Your task is to transcribe the data in full.

### [ENTRIES PROVIDED]
────────────────

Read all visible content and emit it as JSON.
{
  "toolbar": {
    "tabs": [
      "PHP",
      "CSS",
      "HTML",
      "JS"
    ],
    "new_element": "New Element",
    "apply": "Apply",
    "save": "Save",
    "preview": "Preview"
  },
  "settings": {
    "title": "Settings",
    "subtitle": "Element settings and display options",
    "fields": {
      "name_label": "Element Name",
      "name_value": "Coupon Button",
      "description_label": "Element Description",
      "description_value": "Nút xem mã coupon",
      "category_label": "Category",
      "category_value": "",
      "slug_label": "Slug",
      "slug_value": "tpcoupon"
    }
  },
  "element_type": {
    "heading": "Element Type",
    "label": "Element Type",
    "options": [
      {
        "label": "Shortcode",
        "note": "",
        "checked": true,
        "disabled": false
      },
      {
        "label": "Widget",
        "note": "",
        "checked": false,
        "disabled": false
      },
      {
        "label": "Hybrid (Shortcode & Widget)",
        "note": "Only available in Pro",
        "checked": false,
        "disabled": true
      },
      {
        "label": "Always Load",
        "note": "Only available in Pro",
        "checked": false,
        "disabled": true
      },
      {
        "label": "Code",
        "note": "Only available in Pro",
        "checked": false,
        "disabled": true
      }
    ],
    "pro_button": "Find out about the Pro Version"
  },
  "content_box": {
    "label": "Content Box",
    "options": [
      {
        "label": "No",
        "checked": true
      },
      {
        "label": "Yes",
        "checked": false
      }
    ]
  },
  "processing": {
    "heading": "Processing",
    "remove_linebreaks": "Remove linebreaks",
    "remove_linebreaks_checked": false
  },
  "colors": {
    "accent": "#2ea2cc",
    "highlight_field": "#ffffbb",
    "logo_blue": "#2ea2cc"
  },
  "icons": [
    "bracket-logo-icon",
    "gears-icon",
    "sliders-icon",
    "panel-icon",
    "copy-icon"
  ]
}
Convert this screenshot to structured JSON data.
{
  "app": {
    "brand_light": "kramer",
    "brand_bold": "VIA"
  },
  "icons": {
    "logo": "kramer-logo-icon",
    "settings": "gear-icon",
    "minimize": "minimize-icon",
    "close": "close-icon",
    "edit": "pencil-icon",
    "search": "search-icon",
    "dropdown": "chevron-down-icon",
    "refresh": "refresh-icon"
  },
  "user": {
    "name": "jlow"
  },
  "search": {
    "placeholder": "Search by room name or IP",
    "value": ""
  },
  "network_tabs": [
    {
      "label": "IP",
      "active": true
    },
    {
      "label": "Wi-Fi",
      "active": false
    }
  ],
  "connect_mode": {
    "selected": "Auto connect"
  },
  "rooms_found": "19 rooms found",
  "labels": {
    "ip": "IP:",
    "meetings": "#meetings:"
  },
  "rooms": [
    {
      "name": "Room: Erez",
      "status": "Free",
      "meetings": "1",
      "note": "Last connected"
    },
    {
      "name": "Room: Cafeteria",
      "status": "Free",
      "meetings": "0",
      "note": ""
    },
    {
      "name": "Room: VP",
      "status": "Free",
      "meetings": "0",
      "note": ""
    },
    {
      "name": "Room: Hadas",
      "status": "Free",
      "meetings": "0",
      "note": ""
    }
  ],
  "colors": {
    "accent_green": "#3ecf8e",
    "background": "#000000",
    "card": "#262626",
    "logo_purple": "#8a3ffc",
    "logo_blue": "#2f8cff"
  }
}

────────────────

### [WRITTEN REPLY]
Read all visible content and emit it as JSON.
{
  "toolbar": {
    "tabs": [
      "PHP",
      "CSS",
      "HTML",
      "JS"
    ],
    "new_element": "New Element",
    "apply": "Apply",
    "save": "Save",
    "preview": "Preview"
  },
  "settings": {
    "title": "Settings",
    "subtitle": "Element settings and display options",
    "fields": {
      "name_label": "Element Name",
      "name_value": "Coupon Button",
      "description_label": "Element Description",
      "description_value": "Nút xem mã coupon",
      "category_label": "Category",
      "category_value": "",
      "slug_label": "Slug",
      "slug_value": "tpcoupon"
    }
  },
  "element_type": {
    "heading": "Element Type",
    "label": "Element Type",
    "options": [
      {
        "label": "Shortcode",
        "note": "",
        "checked": true,
        "disabled": false
      },
      {
        "label": "Widget",
        "note": "",
        "checked": false,
        "disabled": false
      },
      {
        "label": "Hybrid (Shortcode & Widget)",
        "note": "Only available in Pro",
        "checked": false,
        "disabled": true
      },
      {
        "label": "Always Load",
        "note": "Only available in Pro",
        "checked": false,
        "disabled": true
      },
      {
        "label": "Code",
        "note": "Only available in Pro",
        "checked": false,
        "disabled": true
      }
    ],
    "pro_button": "Find out about the Pro Version"
  },
  "content_box": {
    "label": "Content Box",
    "options": [
      {
        "label": "No",
        "checked": true
      },
      {
        "label": "Yes",
        "checked": false
      }
    ]
  },
  "processing": {
    "heading": "Processing",
    "remove_linebreaks": "Remove linebreaks",
    "remove_linebreaks_checked": false
  },
  "colors": {
    "accent": "#2ea2cc",
    "highlight_field": "#ffffbb",
    "logo_blue": "#2ea2cc"
  },
  "icons": [
    "bracket-logo-icon",
    "gears-icon",
    "sliders-icon",
    "panel-icon",
    "copy-icon"
  ]
}
Convert this screenshot to structured JSON data.
{
  "app": {
    "brand_light": "kramer",
    "brand_bold": "VIA"
  },
  "icons": {
    "logo": "kramer-logo-icon",
    "settings": "gear-icon",
    "minimize": "minimize-icon",
    "close": "close-icon",
    "edit": "pencil-icon",
    "search": "search-icon",
    "dropdown": "chevron-down-icon",
    "refresh": "refresh-icon"
  },
  "user": {
    "name": "jlow"
  },
  "search": {
    "placeholder": "Search by room name or IP",
    "value": ""
  },
  "network_tabs": [
    {
      "label": "IP",
      "active": true
    },
    {
      "label": "Wi-Fi",
      "active": false
    }
  ],
  "connect_mode": {
    "selected": "Auto connect"
  },
  "rooms_found": "19 rooms found",
  "labels": {
    "ip": "IP:",
    "meetings": "#meetings:"
  },
  "rooms": [
    {
      "name": "Room: Erez",
      "status": "Free",
      "meetings": "1",
      "note": "Last connected"
    },
    {
      "name": "Room: Cafeteria",
      "status": "Free",
      "meetings": "0",
      "note": ""
    },
    {
      "name": "Room: VP",
      "status": "Free",
      "meetings": "0",
      "note": ""
    },
    {
      "name": "Room: Hadas",
      "status": "Free",
      "meetings": "0",
      "note": ""
    }
  ],
  "colors": {
    "accent_green": "#3ecf8e",
    "background": "#000000",
    "card": "#262626",
    "logo_purple": "#8a3ffc",
    "logo_blue": "#2f8cff"
  }
}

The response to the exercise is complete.